What the task requires: Read the listing and extract each line that includes the word "χρήστη".

Data entries:
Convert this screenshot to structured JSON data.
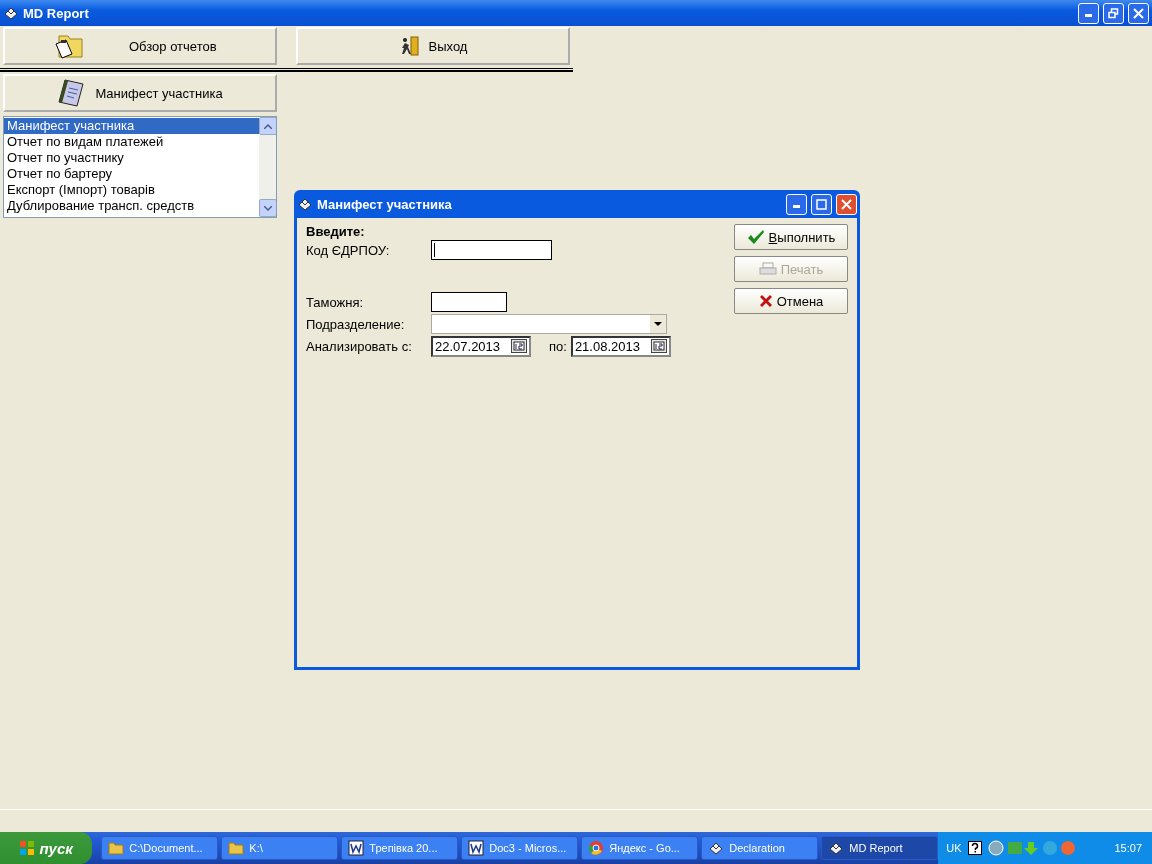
{
  "window": {
    "title": "MD Report"
  },
  "toolbar": [
    {
      "label": "Обзор отчетов",
      "kind": "overview"
    },
    {
      "label": "Выход",
      "kind": "exit"
    }
  ],
  "report_button": {
    "label": "Манифест участника"
  },
  "report_list": [
    {
      "label": "Манифест участника",
      "selected": true
    },
    {
      "label": "Отчет по видам платежей",
      "selected": false
    },
    {
      "label": "Отчет по участнику",
      "selected": false
    },
    {
      "label": "Отчет по бартеру",
      "selected": false
    },
    {
      "label": "Експорт (Імпорт) товарів",
      "selected": false
    },
    {
      "label": "Дублирование трансп. средств",
      "selected": false
    }
  ],
  "dialog": {
    "title": "Манифест участника",
    "heading": "Введите:",
    "fields": [
      {
        "kind": "text",
        "label": "Код ЄДРПОУ:",
        "focused": true
      },
      {
        "kind": "short_text",
        "label": "Таможня:"
      },
      {
        "kind": "combo",
        "label": "Подразделение:"
      },
      {
        "kind": "date_range",
        "label": "Анализировать с:",
        "from": "22.07.2013",
        "to_label": "по:",
        "to": "21.08.2013"
      }
    ],
    "buttons": [
      {
        "label": "Выполнить",
        "kind": "run",
        "disabled": false,
        "underline_first": true
      },
      {
        "label": "Печать",
        "kind": "print",
        "disabled": true,
        "underline_first": false
      },
      {
        "label": "Отмена",
        "kind": "cancel",
        "disabled": false,
        "underline_first": false
      }
    ]
  },
  "taskbar": {
    "start": "пуск",
    "tasks": [
      {
        "label": "C:\\Document...",
        "kind": "folder",
        "selected": false
      },
      {
        "label": "K:\\",
        "kind": "folder",
        "selected": false
      },
      {
        "label": "Трепівка 20...",
        "kind": "word",
        "selected": false
      },
      {
        "label": "Doc3 - Micros...",
        "kind": "word",
        "selected": false
      },
      {
        "label": "Яндекс - Go...",
        "kind": "browser",
        "selected": false
      },
      {
        "label": "Declaration",
        "kind": "app",
        "selected": false
      },
      {
        "label": "MD Report",
        "kind": "app",
        "selected": true
      }
    ],
    "language": "UK",
    "clock": "15:07"
  }
}
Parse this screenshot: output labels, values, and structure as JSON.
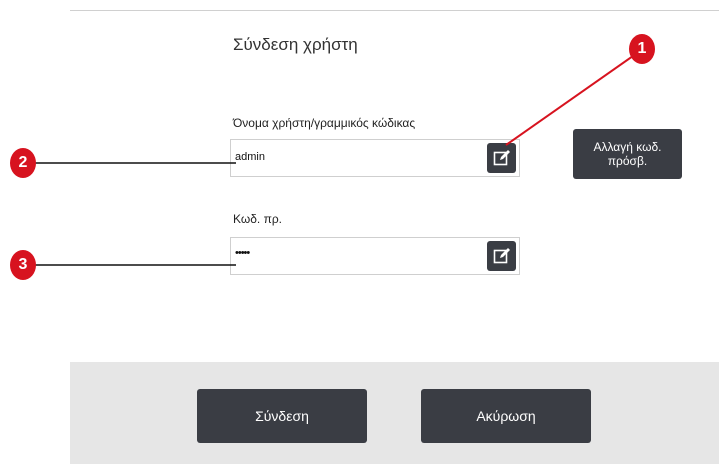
{
  "login": {
    "title": "Σύνδεση χρήστη",
    "username_label": "Όνομα χρήστη/γραμμικός κώδικας",
    "username_value": "admin",
    "password_label": "Κωδ. πρ.",
    "password_value": "•••••",
    "change_password_label": "Αλλαγή κωδ. πρόσβ.",
    "login_button": "Σύνδεση",
    "cancel_button": "Ακύρωση"
  },
  "callouts": [
    "1",
    "2",
    "3"
  ],
  "colors": {
    "callout": "#d7131f",
    "button": "#3a3d44",
    "footer": "#e6e6e6"
  },
  "icons": {
    "edit": "edit-icon"
  }
}
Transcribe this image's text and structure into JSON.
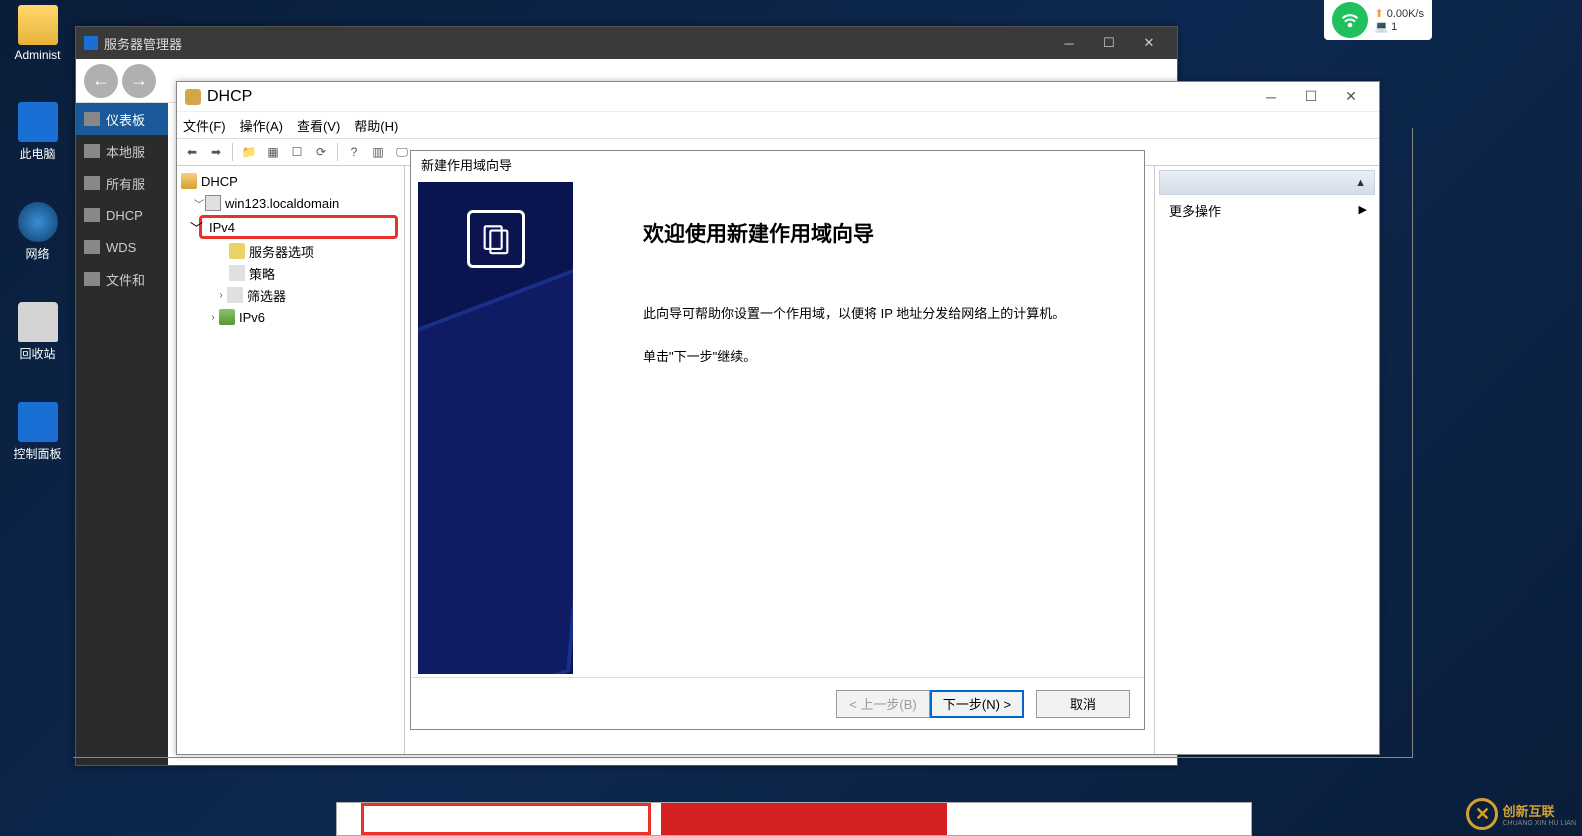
{
  "desktop": {
    "icons": [
      "Administ",
      "此电脑",
      "网络",
      "回收站",
      "控制面板"
    ]
  },
  "net_widget": {
    "speed": "0.00K/s",
    "conn": "1"
  },
  "server_manager": {
    "title": "服务器管理器",
    "sidebar": [
      "仪表板",
      "本地服",
      "所有服",
      "DHCP",
      "WDS",
      "文件和"
    ]
  },
  "dhcp": {
    "title": "DHCP",
    "menu": [
      "文件(F)",
      "操作(A)",
      "查看(V)",
      "帮助(H)"
    ],
    "tree": {
      "root": "DHCP",
      "server": "win123.localdomain",
      "ipv4": "IPv4",
      "ipv4_children": [
        "服务器选项",
        "策略",
        "筛选器"
      ],
      "ipv6": "IPv6"
    },
    "actions": {
      "header_partial": "更多操作"
    }
  },
  "wizard": {
    "title": "新建作用域向导",
    "heading": "欢迎使用新建作用域向导",
    "body1": "此向导可帮助你设置一个作用域，以便将 IP 地址分发给网络上的计算机。",
    "body2": "单击\"下一步\"继续。",
    "back": "< 上一步(B)",
    "next": "下一步(N) >",
    "cancel": "取消"
  },
  "corner": {
    "brand": "创新互联",
    "sub": "CHUANG XIN HU LIAN"
  }
}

Right answer:
    "title": "Σύνδεση χρήστη",
    "username_label": "Όνομα χρήστη/γραμμικός κώδικας",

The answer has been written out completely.